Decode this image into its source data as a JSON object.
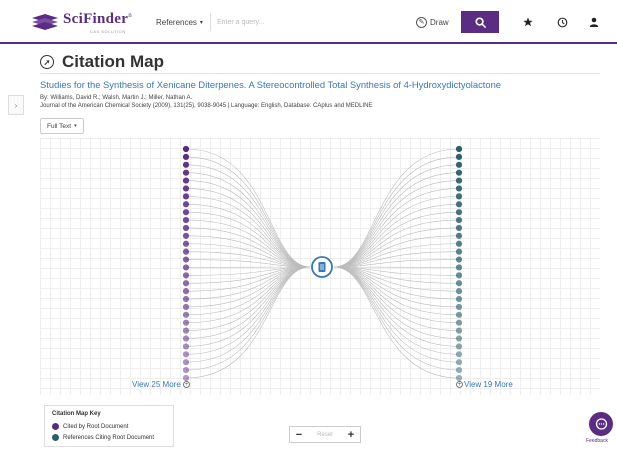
{
  "header": {
    "logo_text": "SciFinder",
    "logo_tm": "n",
    "logo_sub": "CAS SOLUTION",
    "search_type": "References",
    "search_placeholder": "Enter a query...",
    "draw_label": "Draw",
    "icons": [
      "search-icon",
      "star-icon",
      "history-icon",
      "user-icon"
    ]
  },
  "page": {
    "title": "Citation Map",
    "title_icon": "compass-icon"
  },
  "document": {
    "title": "Studies for the Synthesis of Xenicane Diterpenes. A Stereocontrolled Total Synthesis of 4-Hydroxydictyolactone",
    "authors": "By: Williams, David R.; Walsh, Martin J.; Miller, Nathan A.",
    "source": "Journal of the American Chemical Society (2009), 131(25), 9038-9045 | Language: English, Database: CAplus and MEDLINE",
    "full_text_label": "Full Text"
  },
  "map": {
    "view_more_left": "View 25 More",
    "view_more_right": "View 19 More",
    "left_nodes": 30,
    "right_nodes": 30,
    "colors": {
      "cited_by_root": "#5b2a80",
      "citing_root": "#2a5e6b",
      "link": "#bbbbbb",
      "root": "#3a77b5"
    }
  },
  "key": {
    "title": "Citation Map Key",
    "items": [
      {
        "label": "Cited by Root Document",
        "color": "#5b2a80"
      },
      {
        "label": "References Citing Root Document",
        "color": "#2a5e6b"
      }
    ]
  },
  "zoom": {
    "minus": "−",
    "label": "Reset",
    "plus": "+"
  },
  "feedback": {
    "label": "Feedback"
  }
}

§ Exercise brief:
Transcribe every record above exactly as written, leaving out any pictures.

§ Response to the exercise:
Decode this image into its source data as a JSON object.
{
  "header": {
    "logo_text": "SciFinder",
    "logo_tm": "n",
    "logo_sub": "CAS SOLUTION",
    "search_type": "References",
    "search_placeholder": "Enter a query...",
    "draw_label": "Draw",
    "icons": [
      "search-icon",
      "star-icon",
      "history-icon",
      "user-icon"
    ]
  },
  "page": {
    "title": "Citation Map",
    "title_icon": "compass-icon"
  },
  "document": {
    "title": "Studies for the Synthesis of Xenicane Diterpenes. A Stereocontrolled Total Synthesis of 4-Hydroxydictyolactone",
    "authors": "By: Williams, David R.; Walsh, Martin J.; Miller, Nathan A.",
    "source": "Journal of the American Chemical Society (2009), 131(25), 9038-9045 | Language: English, Database: CAplus and MEDLINE",
    "full_text_label": "Full Text"
  },
  "map": {
    "view_more_left": "View 25 More",
    "view_more_right": "View 19 More",
    "left_nodes": 30,
    "right_nodes": 30,
    "colors": {
      "cited_by_root": "#5b2a80",
      "citing_root": "#2a5e6b",
      "link": "#bbbbbb",
      "root": "#3a77b5"
    }
  },
  "key": {
    "title": "Citation Map Key",
    "items": [
      {
        "label": "Cited by Root Document",
        "color": "#5b2a80"
      },
      {
        "label": "References Citing Root Document",
        "color": "#2a5e6b"
      }
    ]
  },
  "zoom": {
    "minus": "−",
    "label": "Reset",
    "plus": "+"
  },
  "feedback": {
    "label": "Feedback"
  }
}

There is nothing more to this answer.